SUPPLIED MATERIAL:
---+---
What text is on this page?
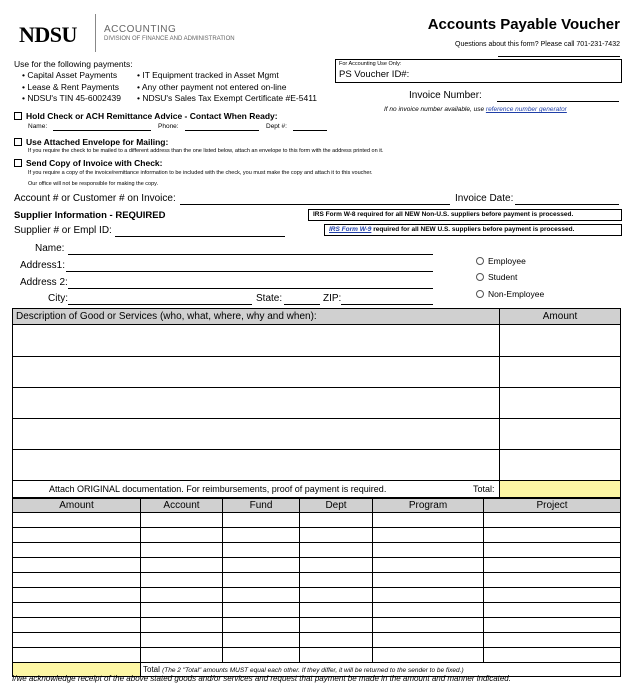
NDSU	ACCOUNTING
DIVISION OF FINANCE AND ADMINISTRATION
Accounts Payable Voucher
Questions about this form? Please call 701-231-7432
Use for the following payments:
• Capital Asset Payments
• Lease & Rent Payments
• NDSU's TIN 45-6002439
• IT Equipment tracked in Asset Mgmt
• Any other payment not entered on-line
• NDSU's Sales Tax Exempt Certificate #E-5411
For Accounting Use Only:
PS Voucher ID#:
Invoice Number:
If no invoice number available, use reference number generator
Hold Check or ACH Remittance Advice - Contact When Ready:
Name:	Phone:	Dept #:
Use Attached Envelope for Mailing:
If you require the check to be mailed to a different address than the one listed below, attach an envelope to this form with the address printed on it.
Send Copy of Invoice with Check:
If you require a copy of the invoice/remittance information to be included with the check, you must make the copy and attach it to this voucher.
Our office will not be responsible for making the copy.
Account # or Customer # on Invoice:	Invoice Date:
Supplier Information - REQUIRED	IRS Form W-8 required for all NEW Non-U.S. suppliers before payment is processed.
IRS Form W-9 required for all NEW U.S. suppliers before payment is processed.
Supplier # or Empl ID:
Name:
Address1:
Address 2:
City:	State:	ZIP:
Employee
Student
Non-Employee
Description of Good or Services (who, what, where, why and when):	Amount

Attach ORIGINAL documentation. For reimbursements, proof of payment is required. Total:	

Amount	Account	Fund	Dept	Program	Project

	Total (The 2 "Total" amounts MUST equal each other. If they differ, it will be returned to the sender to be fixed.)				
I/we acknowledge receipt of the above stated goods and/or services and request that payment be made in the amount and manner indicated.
---+---
YOUR GOAL: Return the listing above unchanged, apart from dropping its pictures.

FINAL ANSWER:
What text is on this page?
NDSU	ACCOUNTING
DIVISION OF FINANCE AND ADMINISTRATION
Accounts Payable Voucher
Questions about this form? Please call 701-231-7432
Use for the following payments:
• Capital Asset Payments
• Lease & Rent Payments
• NDSU's TIN 45-6002439
• IT Equipment tracked in Asset Mgmt
• Any other payment not entered on-line
• NDSU's Sales Tax Exempt Certificate #E-5411
For Accounting Use Only:
PS Voucher ID#:
Invoice Number:
If no invoice number available, use reference number generator
Hold Check or ACH Remittance Advice - Contact When Ready:
Name:	Phone:	Dept #:
Use Attached Envelope for Mailing:
If you require the check to be mailed to a different address than the one listed below, attach an envelope to this form with the address printed on it.
Send Copy of Invoice with Check:
If you require a copy of the invoice/remittance information to be included with the check, you must make the copy and attach it to this voucher.
Our office will not be responsible for making the copy.
Account # or Customer # on Invoice:	Invoice Date:
Supplier Information - REQUIRED	IRS Form W-8 required for all NEW Non-U.S. suppliers before payment is processed.
IRS Form W-9 required for all NEW U.S. suppliers before payment is processed.
Supplier # or Empl ID:
Name:
Address1:
Address 2:
City:	State:	ZIP:
Employee
Student
Non-Employee
Description of Good or Services (who, what, where, why and when):	Amount

Attach ORIGINAL documentation. For reimbursements, proof of payment is required. Total:	

Amount	Account	Fund	Dept	Program	Project

	Total (The 2 "Total" amounts MUST equal each other. If they differ, it will be returned to the sender to be fixed.)				
I/we acknowledge receipt of the above stated goods and/or services and request that payment be made in the amount and manner indicated.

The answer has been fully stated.